Exercise goal:
Report, as a single figure, how many lines in the records below include "Number".
*** Block opens ***
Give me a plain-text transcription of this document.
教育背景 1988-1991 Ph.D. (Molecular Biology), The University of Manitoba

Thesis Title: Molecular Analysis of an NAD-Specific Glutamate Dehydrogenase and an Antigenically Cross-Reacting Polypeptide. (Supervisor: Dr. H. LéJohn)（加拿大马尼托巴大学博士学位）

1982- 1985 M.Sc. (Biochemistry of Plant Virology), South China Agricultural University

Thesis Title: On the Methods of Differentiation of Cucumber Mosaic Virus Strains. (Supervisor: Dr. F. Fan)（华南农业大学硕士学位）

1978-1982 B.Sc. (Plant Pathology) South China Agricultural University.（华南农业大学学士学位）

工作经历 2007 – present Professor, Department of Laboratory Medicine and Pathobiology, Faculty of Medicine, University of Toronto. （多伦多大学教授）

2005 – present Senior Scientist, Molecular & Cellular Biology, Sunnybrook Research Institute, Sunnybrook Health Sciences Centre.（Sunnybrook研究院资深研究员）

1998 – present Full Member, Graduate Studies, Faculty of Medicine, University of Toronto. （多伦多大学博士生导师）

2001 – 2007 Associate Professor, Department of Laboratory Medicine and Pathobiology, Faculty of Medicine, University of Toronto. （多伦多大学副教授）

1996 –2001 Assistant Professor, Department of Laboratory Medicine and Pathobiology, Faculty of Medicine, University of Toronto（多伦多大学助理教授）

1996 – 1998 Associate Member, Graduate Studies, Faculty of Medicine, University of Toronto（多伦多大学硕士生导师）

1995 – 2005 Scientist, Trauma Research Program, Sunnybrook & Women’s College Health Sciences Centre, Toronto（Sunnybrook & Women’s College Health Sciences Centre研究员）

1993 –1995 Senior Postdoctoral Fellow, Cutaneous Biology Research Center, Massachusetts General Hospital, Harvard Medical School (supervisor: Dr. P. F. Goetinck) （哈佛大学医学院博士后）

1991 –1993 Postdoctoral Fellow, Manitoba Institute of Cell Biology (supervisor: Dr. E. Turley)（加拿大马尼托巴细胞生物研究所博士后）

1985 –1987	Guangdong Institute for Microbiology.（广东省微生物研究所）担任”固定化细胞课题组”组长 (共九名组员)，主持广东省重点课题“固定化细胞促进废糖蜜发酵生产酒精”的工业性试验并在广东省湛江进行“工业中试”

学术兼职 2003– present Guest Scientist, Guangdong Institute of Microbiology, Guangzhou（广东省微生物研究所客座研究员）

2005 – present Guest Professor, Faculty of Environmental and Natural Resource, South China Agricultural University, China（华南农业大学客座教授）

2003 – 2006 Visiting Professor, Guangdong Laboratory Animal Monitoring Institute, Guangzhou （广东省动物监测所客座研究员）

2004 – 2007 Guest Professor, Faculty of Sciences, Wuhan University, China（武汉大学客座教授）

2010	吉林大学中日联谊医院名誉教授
*** Block closes ***
*** Block opens ***
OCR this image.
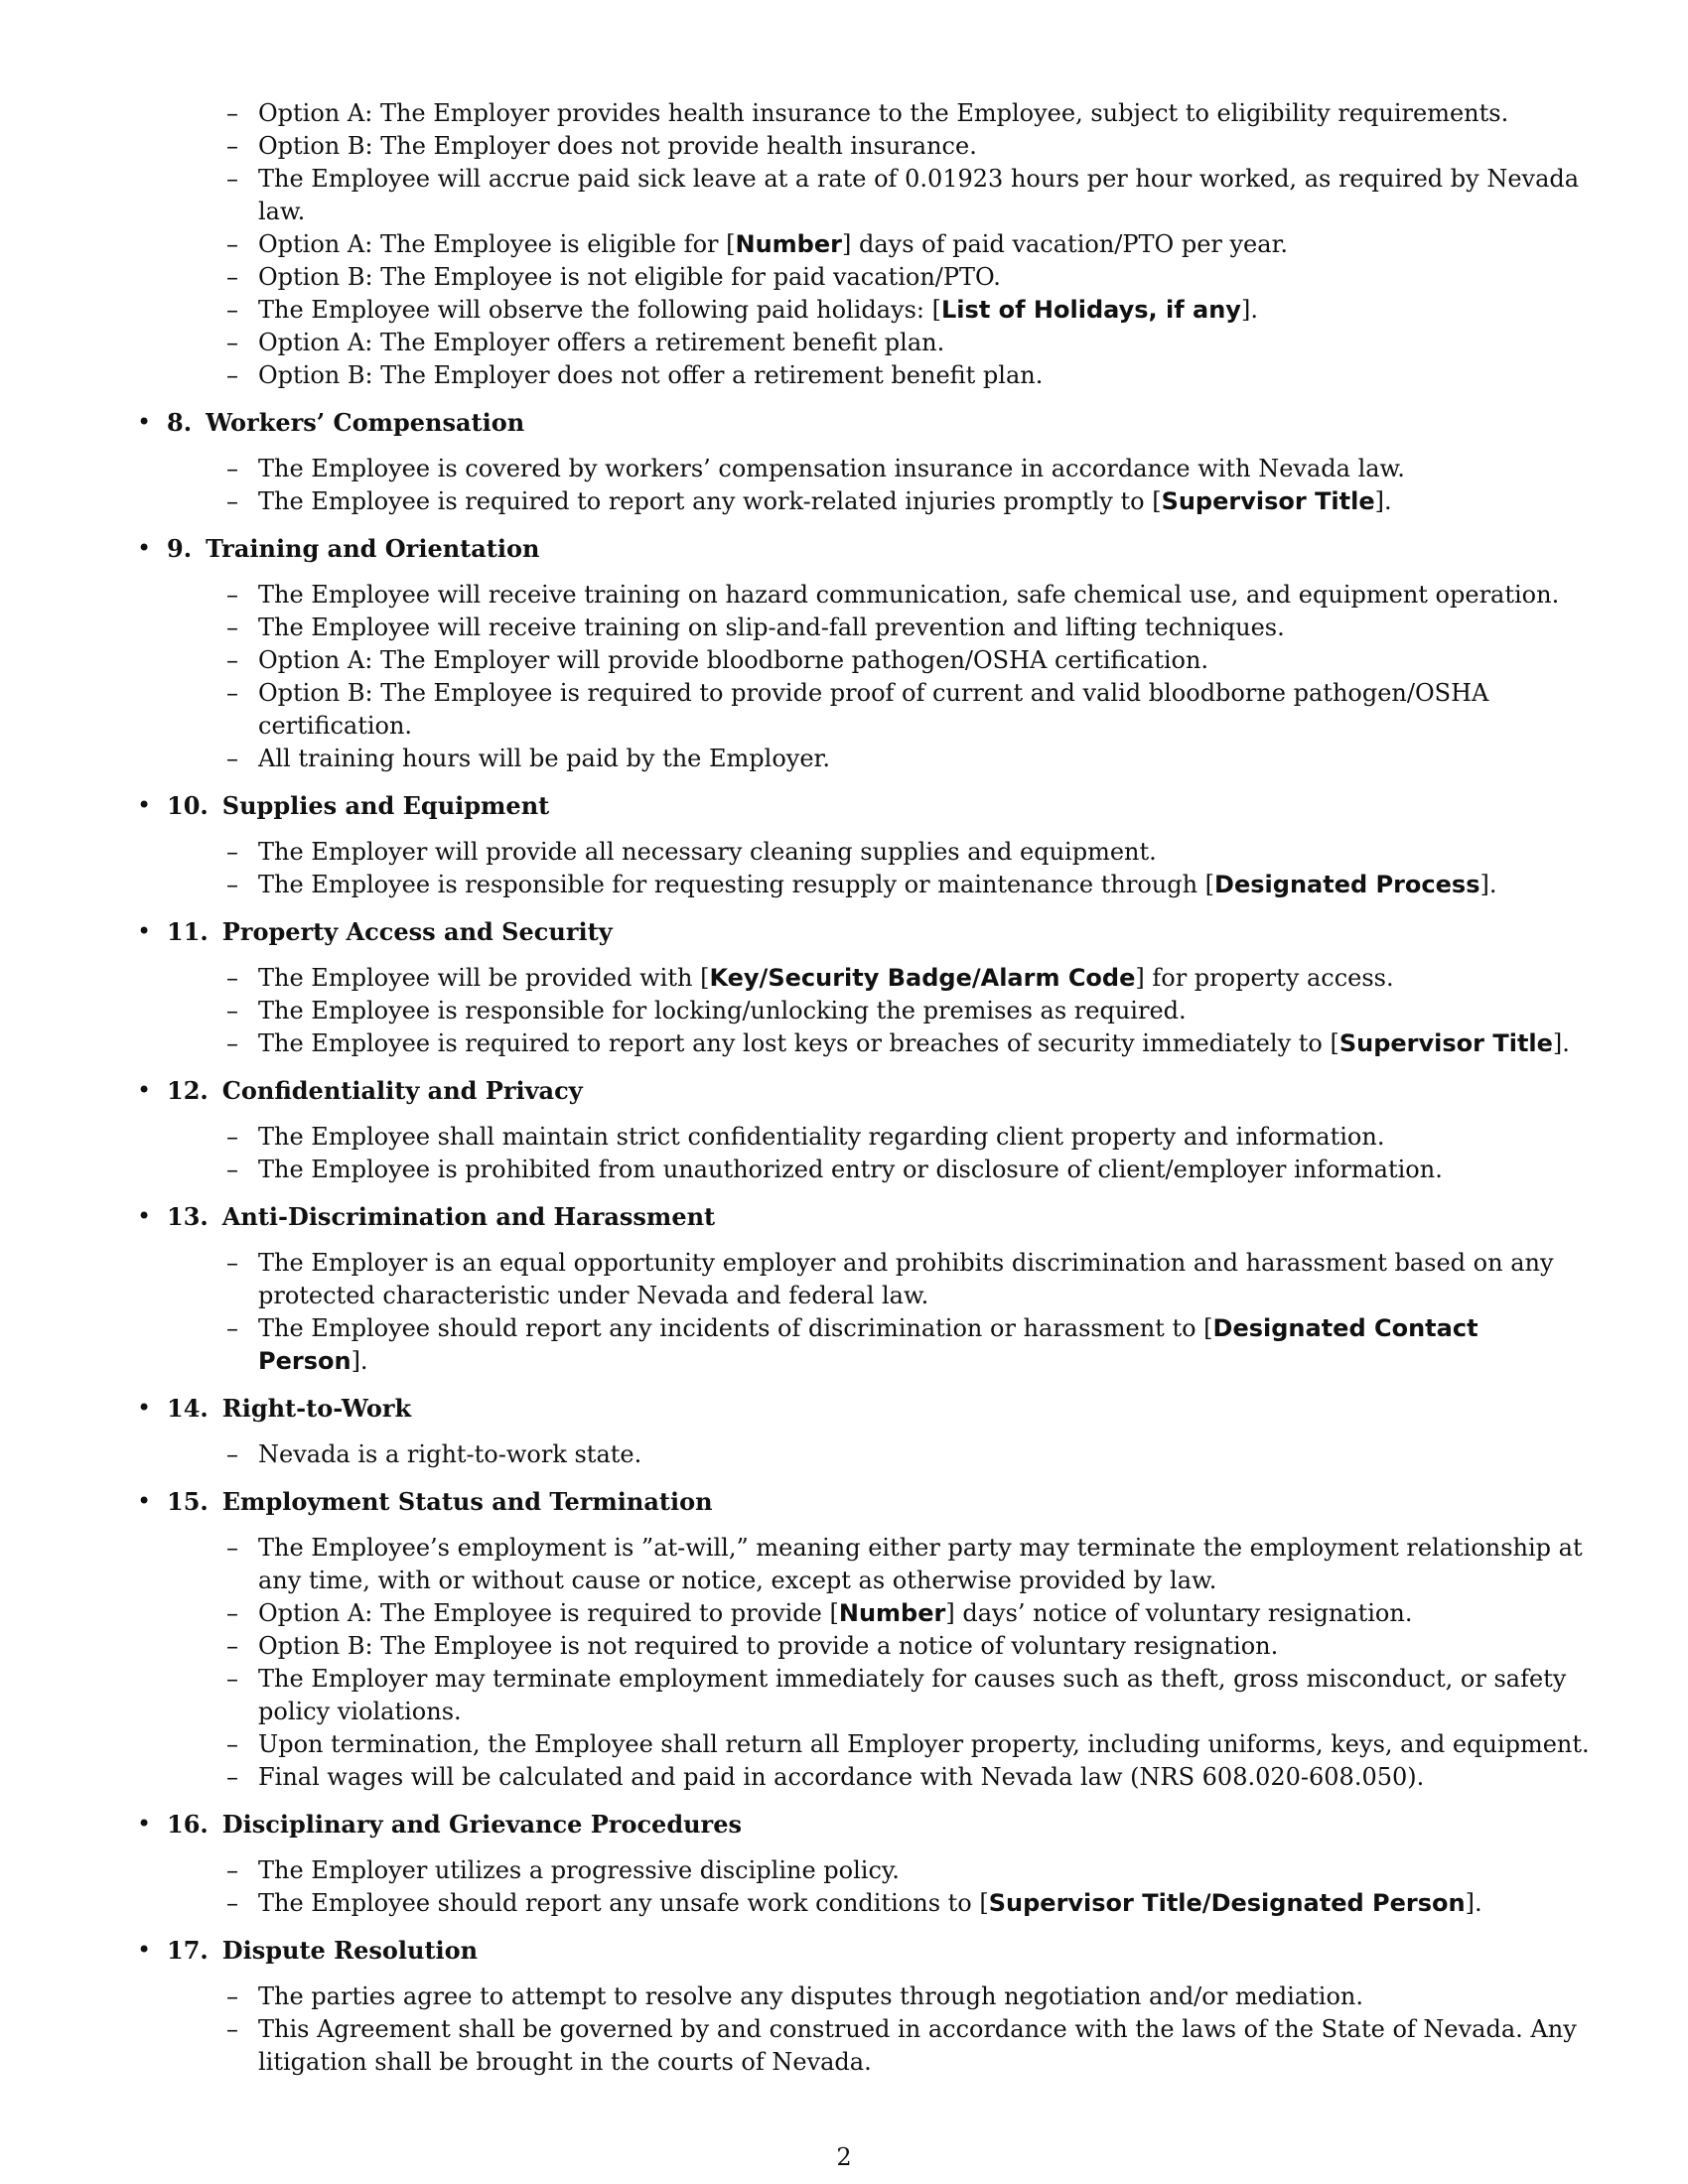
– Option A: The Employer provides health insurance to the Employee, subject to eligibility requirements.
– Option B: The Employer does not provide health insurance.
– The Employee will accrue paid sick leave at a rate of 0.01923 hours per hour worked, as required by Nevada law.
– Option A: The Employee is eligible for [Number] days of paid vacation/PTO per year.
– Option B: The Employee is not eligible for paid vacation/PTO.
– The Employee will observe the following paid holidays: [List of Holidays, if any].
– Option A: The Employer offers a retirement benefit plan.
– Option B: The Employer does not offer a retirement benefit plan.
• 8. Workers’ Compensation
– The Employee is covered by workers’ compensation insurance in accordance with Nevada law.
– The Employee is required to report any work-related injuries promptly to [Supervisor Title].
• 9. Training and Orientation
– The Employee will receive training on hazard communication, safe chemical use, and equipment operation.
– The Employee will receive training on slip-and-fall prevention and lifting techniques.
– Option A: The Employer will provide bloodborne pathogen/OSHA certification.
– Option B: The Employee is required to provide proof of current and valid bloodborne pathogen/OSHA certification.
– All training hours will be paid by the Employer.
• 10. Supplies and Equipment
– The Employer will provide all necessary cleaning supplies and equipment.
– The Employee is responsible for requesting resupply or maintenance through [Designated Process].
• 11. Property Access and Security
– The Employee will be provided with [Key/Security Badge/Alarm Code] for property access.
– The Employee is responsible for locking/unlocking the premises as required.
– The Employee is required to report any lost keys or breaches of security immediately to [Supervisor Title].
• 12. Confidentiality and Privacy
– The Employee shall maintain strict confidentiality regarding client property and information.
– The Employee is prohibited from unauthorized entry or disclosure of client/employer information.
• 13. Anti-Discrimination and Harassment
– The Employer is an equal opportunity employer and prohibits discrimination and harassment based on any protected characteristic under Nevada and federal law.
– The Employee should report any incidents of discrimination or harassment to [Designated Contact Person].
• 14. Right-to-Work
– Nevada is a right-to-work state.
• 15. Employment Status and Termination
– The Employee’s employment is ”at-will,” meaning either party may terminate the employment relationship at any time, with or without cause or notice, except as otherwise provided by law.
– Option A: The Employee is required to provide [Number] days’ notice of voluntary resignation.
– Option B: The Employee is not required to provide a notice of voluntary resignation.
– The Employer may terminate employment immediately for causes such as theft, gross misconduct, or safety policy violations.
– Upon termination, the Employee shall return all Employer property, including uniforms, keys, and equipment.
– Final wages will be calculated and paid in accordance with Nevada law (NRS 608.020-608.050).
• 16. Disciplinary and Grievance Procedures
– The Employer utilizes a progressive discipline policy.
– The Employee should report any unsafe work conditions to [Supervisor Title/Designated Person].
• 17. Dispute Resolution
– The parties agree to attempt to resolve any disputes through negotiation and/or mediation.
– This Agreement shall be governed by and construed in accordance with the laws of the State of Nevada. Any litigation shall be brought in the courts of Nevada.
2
*** Block closes ***
Solution for this problem:
2